--- Start ---

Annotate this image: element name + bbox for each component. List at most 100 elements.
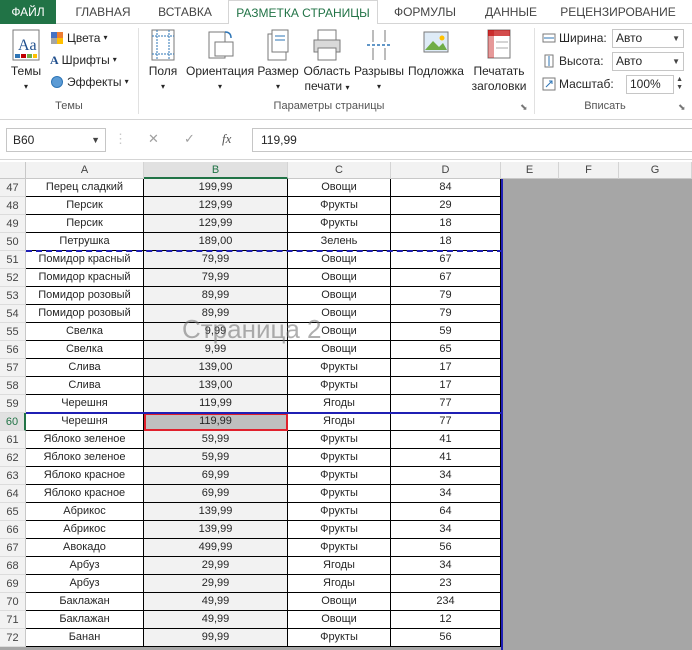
row-header[interactable]: 61 — [0, 431, 26, 449]
tab-file[interactable]: ФАЙЛ — [0, 0, 56, 24]
cell-a-row57[interactable]: Слива — [26, 359, 144, 377]
row-header[interactable]: 70 — [0, 593, 26, 611]
cell-a-row50[interactable]: Петрушка — [26, 233, 144, 251]
cell-c-row68[interactable]: Ягоды — [288, 557, 391, 575]
cell-c-row61[interactable]: Фрукты — [288, 431, 391, 449]
size-button[interactable]: Размер ▾ — [256, 28, 300, 94]
cell-c-row67[interactable]: Фрукты — [288, 539, 391, 557]
cell-a-row68[interactable]: Арбуз — [26, 557, 144, 575]
cell-b-row52[interactable]: 79,99 — [144, 269, 288, 287]
cell-d-row72[interactable]: 56 — [391, 629, 501, 647]
cell-c-row57[interactable]: Фрукты — [288, 359, 391, 377]
cell-d-row57[interactable]: 17 — [391, 359, 501, 377]
cell-a-row66[interactable]: Абрикос — [26, 521, 144, 539]
cell-d-row69[interactable]: 23 — [391, 575, 501, 593]
cell-c-row69[interactable]: Ягоды — [288, 575, 391, 593]
cell-d-row48[interactable]: 29 — [391, 197, 501, 215]
row-header[interactable]: 51 — [0, 251, 26, 269]
cell-b-row63[interactable]: 69,99 — [144, 467, 288, 485]
colors-button[interactable]: Цвета ▾ — [50, 28, 107, 48]
height-select[interactable]: Авто ▼ — [612, 52, 684, 71]
row-header[interactable]: 72 — [0, 629, 26, 647]
cell-b-row62[interactable]: 59,99 — [144, 449, 288, 467]
cell-a-row48[interactable]: Персик — [26, 197, 144, 215]
cell-d-row67[interactable]: 56 — [391, 539, 501, 557]
margins-button[interactable]: Поля ▾ — [144, 28, 182, 94]
cell-a-row58[interactable]: Слива — [26, 377, 144, 395]
cell-a-row56[interactable]: Свелка — [26, 341, 144, 359]
column-header-a[interactable]: A — [26, 162, 144, 179]
cell-d-row62[interactable]: 41 — [391, 449, 501, 467]
cell-d-row63[interactable]: 34 — [391, 467, 501, 485]
row-header[interactable]: 68 — [0, 557, 26, 575]
tab-insert[interactable]: ВСТАВКА — [148, 0, 222, 24]
cell-d-row51[interactable]: 67 — [391, 251, 501, 269]
cell-b-row48[interactable]: 129,99 — [144, 197, 288, 215]
column-header-f[interactable]: F — [559, 162, 619, 179]
tab-review[interactable]: РЕЦЕНЗИРОВАНИЕ — [556, 0, 680, 24]
cell-a-row72[interactable]: Банан — [26, 629, 144, 647]
cell-c-row49[interactable]: Фрукты — [288, 215, 391, 233]
cell-a-row47[interactable]: Перец сладкий — [26, 179, 144, 197]
cell-d-row49[interactable]: 18 — [391, 215, 501, 233]
row-header[interactable]: 64 — [0, 485, 26, 503]
cell-d-row60[interactable]: 77 — [391, 413, 501, 431]
cell-c-row51[interactable]: Овощи — [288, 251, 391, 269]
scale-launcher-icon[interactable]: ⬊ — [678, 102, 686, 113]
cell-d-row64[interactable]: 34 — [391, 485, 501, 503]
cell-d-row58[interactable]: 17 — [391, 377, 501, 395]
cell-c-row66[interactable]: Фрукты — [288, 521, 391, 539]
cell-d-row66[interactable]: 34 — [391, 521, 501, 539]
formula-input[interactable]: 119,99 — [252, 128, 692, 152]
row-header[interactable]: 57 — [0, 359, 26, 377]
row-header[interactable]: 50 — [0, 233, 26, 251]
row-header[interactable]: 71 — [0, 611, 26, 629]
row-header[interactable]: 52 — [0, 269, 26, 287]
cell-d-row54[interactable]: 79 — [391, 305, 501, 323]
cell-b-row47[interactable]: 199,99 — [144, 179, 288, 197]
column-header-b[interactable]: B — [144, 162, 288, 179]
cell-b-row49[interactable]: 129,99 — [144, 215, 288, 233]
cell-b-row66[interactable]: 139,99 — [144, 521, 288, 539]
page-setup-launcher-icon[interactable]: ⬊ — [520, 102, 528, 113]
row-header[interactable]: 56 — [0, 341, 26, 359]
column-header-c[interactable]: C — [288, 162, 391, 179]
cell-a-row71[interactable]: Баклажан — [26, 611, 144, 629]
column-header-e[interactable]: E — [501, 162, 559, 179]
row-header[interactable]: 48 — [0, 197, 26, 215]
enter-icon[interactable]: ✓ — [184, 128, 195, 152]
cell-a-row61[interactable]: Яблоко зеленое — [26, 431, 144, 449]
tab-formulas[interactable]: ФОРМУЛЫ — [386, 0, 464, 24]
print-area-button[interactable]: Область печати ▾ — [302, 28, 352, 95]
cell-d-row56[interactable]: 65 — [391, 341, 501, 359]
cell-c-row64[interactable]: Фрукты — [288, 485, 391, 503]
cell-a-row52[interactable]: Помидор красный — [26, 269, 144, 287]
tab-data[interactable]: ДАННЫЕ — [474, 0, 548, 24]
cell-d-row53[interactable]: 79 — [391, 287, 501, 305]
cell-b-row51[interactable]: 79,99 — [144, 251, 288, 269]
cell-a-row49[interactable]: Персик — [26, 215, 144, 233]
cell-b-row61[interactable]: 59,99 — [144, 431, 288, 449]
page-break-auto[interactable] — [26, 250, 503, 252]
cell-a-row69[interactable]: Арбуз — [26, 575, 144, 593]
spinner-arrows-icon[interactable]: ▲ ▼ — [676, 76, 683, 92]
page-break-manual[interactable] — [26, 412, 503, 414]
cell-d-row71[interactable]: 12 — [391, 611, 501, 629]
row-header[interactable]: 55 — [0, 323, 26, 341]
cell-a-row62[interactable]: Яблоко зеленое — [26, 449, 144, 467]
cell-d-row47[interactable]: 84 — [391, 179, 501, 197]
cancel-icon[interactable]: ✕ — [148, 128, 159, 152]
column-header-d[interactable]: D — [391, 162, 501, 179]
cell-c-row59[interactable]: Ягоды — [288, 395, 391, 413]
cell-c-row47[interactable]: Овощи — [288, 179, 391, 197]
cell-d-row70[interactable]: 234 — [391, 593, 501, 611]
cell-d-row59[interactable]: 77 — [391, 395, 501, 413]
cell-d-row50[interactable]: 18 — [391, 233, 501, 251]
cell-a-row63[interactable]: Яблоко красное — [26, 467, 144, 485]
row-header[interactable]: 66 — [0, 521, 26, 539]
orientation-button[interactable]: Ориентация ▾ — [186, 28, 254, 94]
insert-function-icon[interactable]: fx — [222, 128, 231, 152]
cell-b-row53[interactable]: 89,99 — [144, 287, 288, 305]
cell-c-row58[interactable]: Фрукты — [288, 377, 391, 395]
tab-home[interactable]: ГЛАВНАЯ — [60, 0, 146, 24]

--- End ---

Can you repeat, character for character, the items from the line containing "row-header[interactable]: 61 —" through the line containing "cell-b-row63[interactable]: 69,99 —", with both of those lines included?

● **Complete output**
row-header[interactable]: 61 — [0, 431, 26, 449]
tab-file[interactable]: ФАЙЛ — [0, 0, 56, 24]
cell-a-row57[interactable]: Слива — [26, 359, 144, 377]
row-header[interactable]: 70 — [0, 593, 26, 611]
cell-a-row50[interactable]: Петрушка — [26, 233, 144, 251]
cell-c-row68[interactable]: Ягоды — [288, 557, 391, 575]
cell-c-row61[interactable]: Фрукты — [288, 431, 391, 449]
size-button[interactable]: Размер ▾ — [256, 28, 300, 94]
cell-c-row67[interactable]: Фрукты — [288, 539, 391, 557]
cell-a-row68[interactable]: Арбуз — [26, 557, 144, 575]
cell-b-row52[interactable]: 79,99 — [144, 269, 288, 287]
cell-d-row72[interactable]: 56 — [391, 629, 501, 647]
cell-c-row57[interactable]: Фрукты — [288, 359, 391, 377]
cell-d-row57[interactable]: 17 — [391, 359, 501, 377]
cell-a-row66[interactable]: Абрикос — [26, 521, 144, 539]
cell-d-row69[interactable]: 23 — [391, 575, 501, 593]
cell-c-row69[interactable]: Ягоды — [288, 575, 391, 593]
cell-d-row48[interactable]: 29 — [391, 197, 501, 215]
row-header[interactable]: 51 — [0, 251, 26, 269]
cell-b-row63[interactable]: 69,99 — [144, 467, 288, 485]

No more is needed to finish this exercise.